## INFORMATION PROVIDED

⟨

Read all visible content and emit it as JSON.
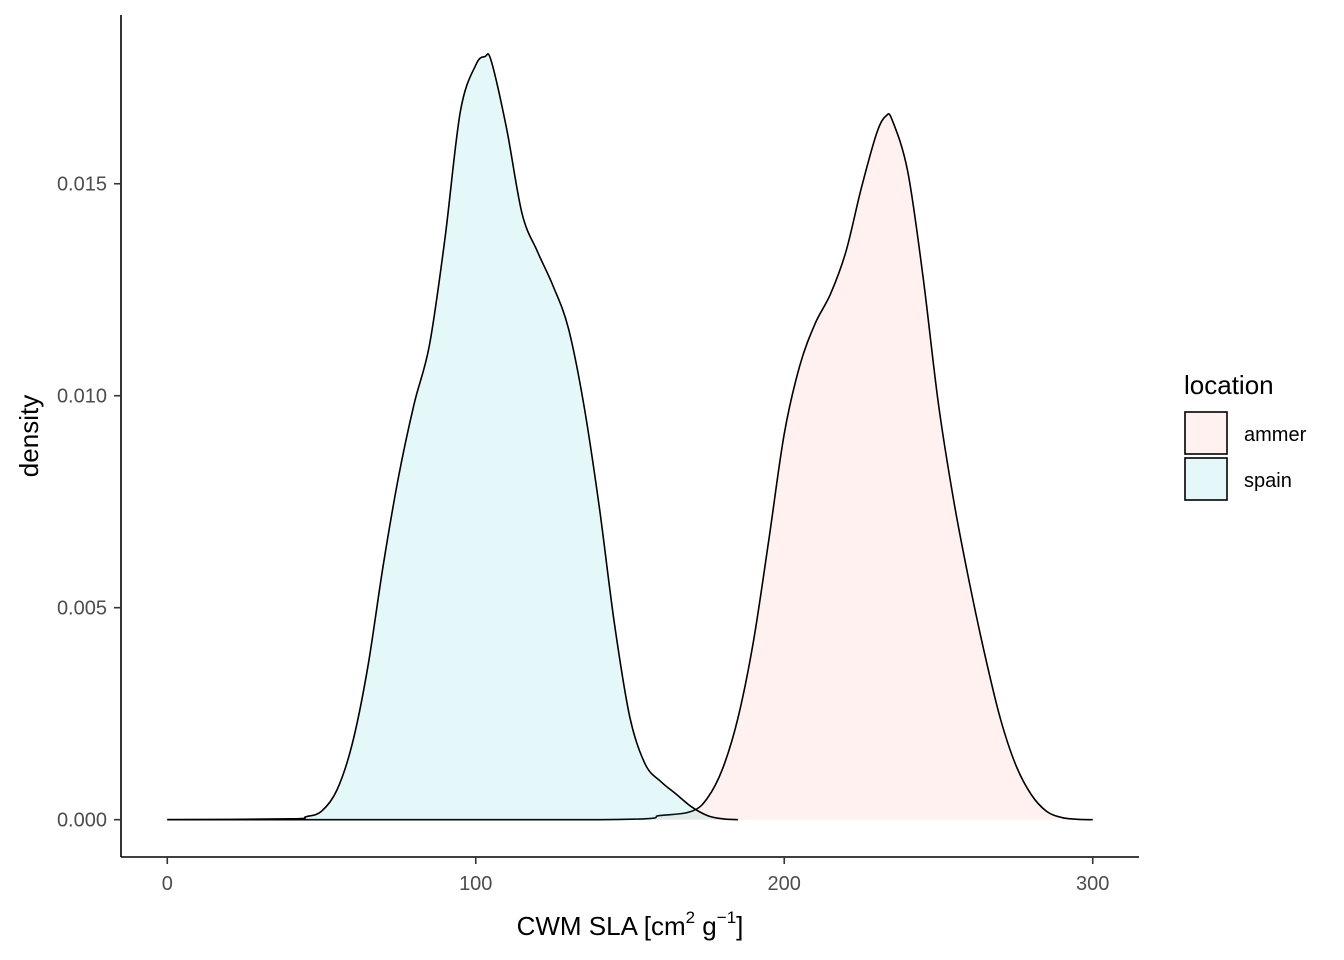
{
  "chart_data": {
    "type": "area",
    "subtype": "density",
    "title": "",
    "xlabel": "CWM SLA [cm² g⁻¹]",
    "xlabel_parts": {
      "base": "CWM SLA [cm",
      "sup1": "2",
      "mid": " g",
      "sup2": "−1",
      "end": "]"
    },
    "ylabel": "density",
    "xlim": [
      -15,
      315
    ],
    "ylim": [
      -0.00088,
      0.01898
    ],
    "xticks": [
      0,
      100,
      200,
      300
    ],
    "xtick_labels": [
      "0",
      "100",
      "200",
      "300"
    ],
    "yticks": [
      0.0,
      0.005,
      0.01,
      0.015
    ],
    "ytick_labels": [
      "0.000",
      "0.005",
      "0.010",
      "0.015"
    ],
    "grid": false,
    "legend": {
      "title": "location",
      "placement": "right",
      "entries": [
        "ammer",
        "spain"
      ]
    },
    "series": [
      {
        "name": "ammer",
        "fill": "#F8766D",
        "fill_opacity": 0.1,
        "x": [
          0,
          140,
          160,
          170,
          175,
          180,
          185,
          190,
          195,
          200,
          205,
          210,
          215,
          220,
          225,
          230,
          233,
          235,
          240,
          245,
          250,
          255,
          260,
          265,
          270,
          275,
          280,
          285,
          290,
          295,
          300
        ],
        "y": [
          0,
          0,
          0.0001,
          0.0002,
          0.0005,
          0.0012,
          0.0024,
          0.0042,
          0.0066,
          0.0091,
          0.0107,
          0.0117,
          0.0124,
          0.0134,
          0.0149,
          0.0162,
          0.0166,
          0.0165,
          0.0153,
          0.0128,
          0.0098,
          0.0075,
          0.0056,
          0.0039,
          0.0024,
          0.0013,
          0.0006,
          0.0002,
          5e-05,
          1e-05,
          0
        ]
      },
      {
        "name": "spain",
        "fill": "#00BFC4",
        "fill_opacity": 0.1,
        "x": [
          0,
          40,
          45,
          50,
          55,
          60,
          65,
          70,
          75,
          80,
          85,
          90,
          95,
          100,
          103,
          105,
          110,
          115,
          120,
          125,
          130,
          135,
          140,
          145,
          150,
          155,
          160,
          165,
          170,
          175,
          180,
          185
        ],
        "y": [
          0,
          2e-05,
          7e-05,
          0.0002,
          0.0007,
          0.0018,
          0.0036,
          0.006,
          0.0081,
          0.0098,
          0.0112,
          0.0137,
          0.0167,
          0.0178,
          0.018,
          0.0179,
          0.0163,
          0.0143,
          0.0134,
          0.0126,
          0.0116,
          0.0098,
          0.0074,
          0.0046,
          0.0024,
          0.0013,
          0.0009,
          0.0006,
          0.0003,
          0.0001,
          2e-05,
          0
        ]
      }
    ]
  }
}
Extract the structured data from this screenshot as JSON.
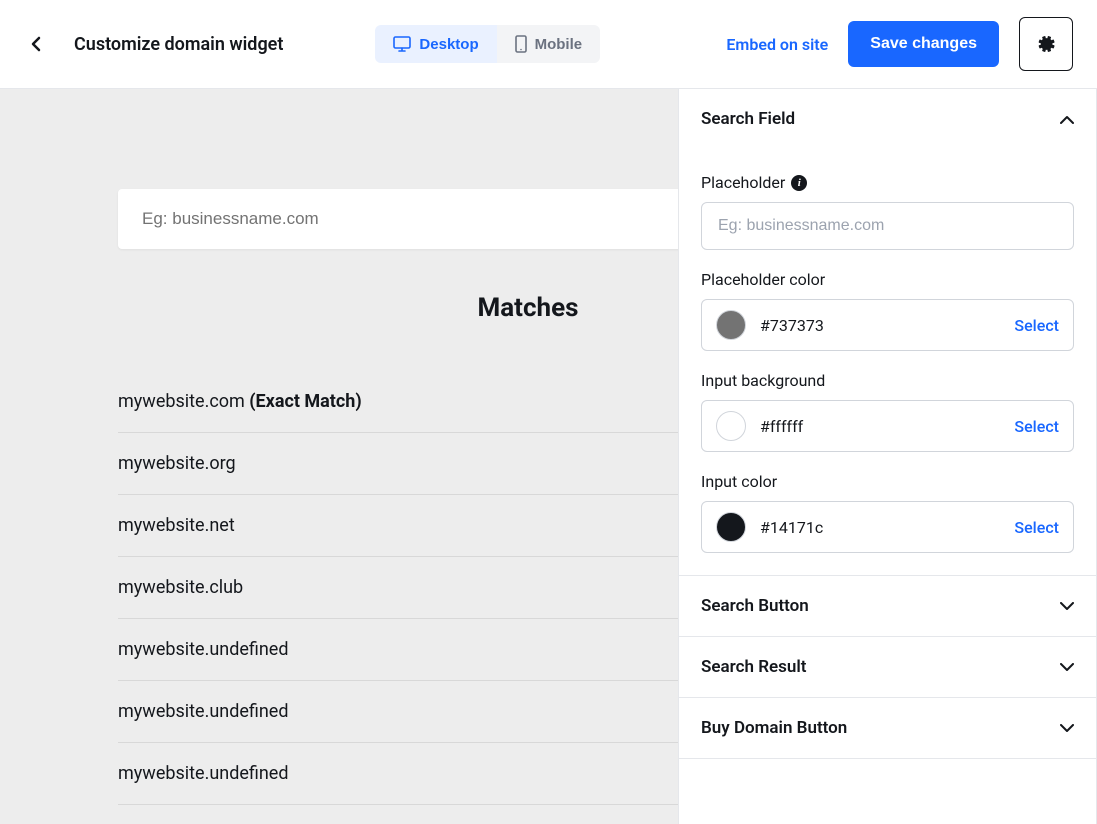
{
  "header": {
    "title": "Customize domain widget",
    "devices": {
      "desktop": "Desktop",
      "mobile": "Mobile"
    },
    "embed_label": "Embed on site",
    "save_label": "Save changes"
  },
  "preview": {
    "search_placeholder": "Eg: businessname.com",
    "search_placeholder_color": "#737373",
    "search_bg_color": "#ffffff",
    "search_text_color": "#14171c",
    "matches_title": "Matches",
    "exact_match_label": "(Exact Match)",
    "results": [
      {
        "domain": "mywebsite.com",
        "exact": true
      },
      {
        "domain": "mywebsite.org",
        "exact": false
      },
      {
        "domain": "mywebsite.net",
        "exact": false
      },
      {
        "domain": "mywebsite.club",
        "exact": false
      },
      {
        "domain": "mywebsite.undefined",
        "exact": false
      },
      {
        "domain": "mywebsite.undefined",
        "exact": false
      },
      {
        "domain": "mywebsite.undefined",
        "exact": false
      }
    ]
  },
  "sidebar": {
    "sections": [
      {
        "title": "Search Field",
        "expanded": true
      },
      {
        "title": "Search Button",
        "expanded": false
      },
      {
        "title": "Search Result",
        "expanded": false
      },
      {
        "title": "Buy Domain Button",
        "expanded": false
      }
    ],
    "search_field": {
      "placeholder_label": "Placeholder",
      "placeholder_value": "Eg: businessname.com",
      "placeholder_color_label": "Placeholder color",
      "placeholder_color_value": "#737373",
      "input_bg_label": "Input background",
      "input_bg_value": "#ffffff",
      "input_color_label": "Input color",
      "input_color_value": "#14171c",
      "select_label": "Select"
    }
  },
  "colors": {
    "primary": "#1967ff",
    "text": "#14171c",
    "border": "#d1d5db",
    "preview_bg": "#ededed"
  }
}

⟩

## PROMPT
Return every line containing "businessname".

## FULL SOLUTION
    "search_placeholder": "Eg: businessname.com",
      "placeholder_value": "Eg: businessname.com",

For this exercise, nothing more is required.